[start]

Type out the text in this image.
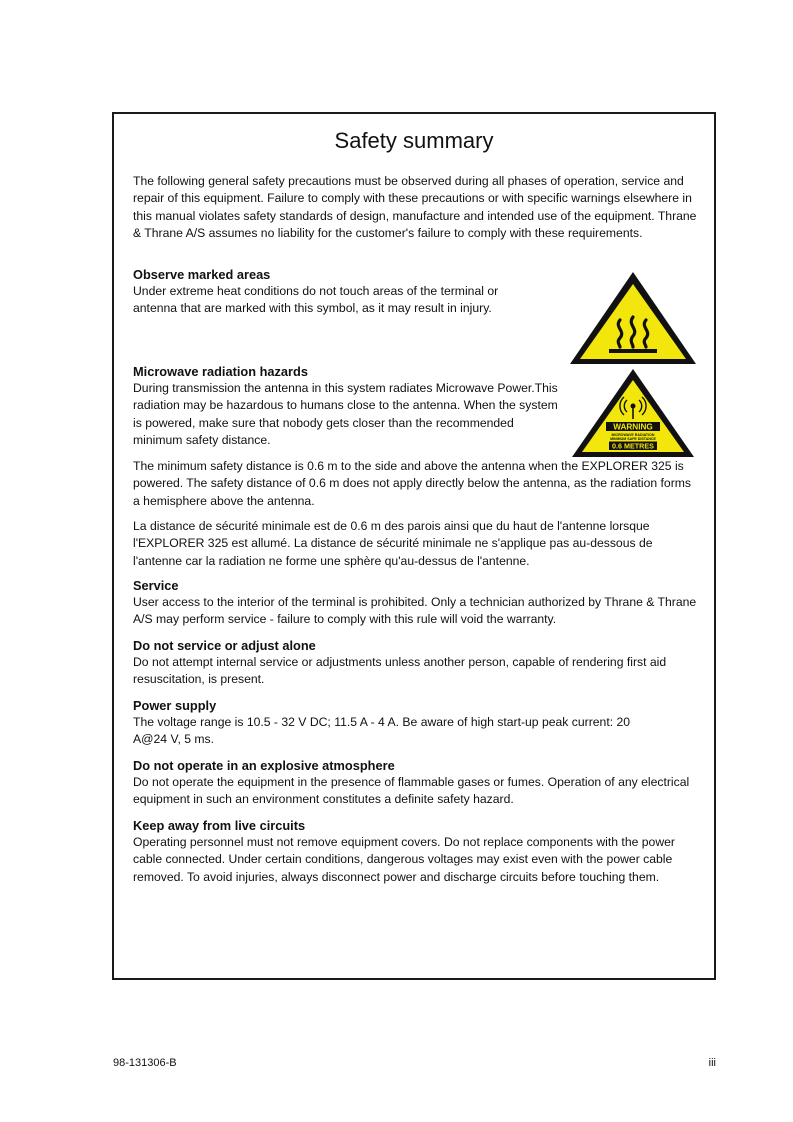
Safety summary

The following general safety precautions must be observed during all phases of operation, service and repair of this equipment. Failure to comply with these precautions or with specific warnings elsewhere in this manual violates safety standards of design, manufacture and intended use of the equipment. Thrane & Thrane A/S assumes no liability for the customer's failure to comply with these requirements.

Observe marked areas
Under extreme heat conditions do not touch areas of the terminal or antenna that are marked with this symbol, as it may result in injury.
Microwave radiation hazards
During transmission the antenna in this system radiates Microwave Power.This radiation may be hazardous to humans close to the antenna. When the system is powered, make sure that nobody gets closer than the recommended minimum safety distance.

The minimum safety distance is 0.6 m to the side and above the antenna when the EXPLORER 325 is powered. The safety distance of 0.6 m does not apply directly below the antenna, as the radiation forms a hemisphere above the antenna.

La distance de sécurité minimale est de 0.6 m des parois ainsi que du haut de l'antenne lorsque l'EXPLORER 325 est allumé. La distance de sécurité minimale ne s'applique pas au-dessous de l'antenne car la radiation ne forme une sphère qu'au-dessus de l'antenne.

Service
User access to the interior of the terminal is prohibited. Only a technician authorized by Thrane & Thrane A/S may perform service - failure to comply with this rule will void the warranty.
Do not service or adjust alone
Do not attempt internal service or adjustments unless another person, capable of rendering first aid resuscitation, is present.
Power supply
The voltage range is 10.5 - 32 V DC; 11.5 A - 4 A. Be aware of high start-up peak current: 20 A@24 V, 5 ms.
Do not operate in an explosive atmosphere
Do not operate the equipment in the presence of flammable gases or fumes. Operation of any electrical equipment in such an environment constitutes a definite safety hazard.
Keep away from live circuits
Operating personnel must not remove equipment covers. Do not replace components with the power cable connected. Under certain conditions, dangerous voltages may exist even with the power cable removed. To avoid injuries, always disconnect power and discharge circuits before touching them.
WARNING
MICROWAVE RADIATION
MINIMUM SAFE DISTANCE
0.6 METRES
98-131306-B	iii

[end]

**Written instruction:** Lines containing the word "operate" are to be counted in the listing; state their number alone.

**Answer to this exercise:** 2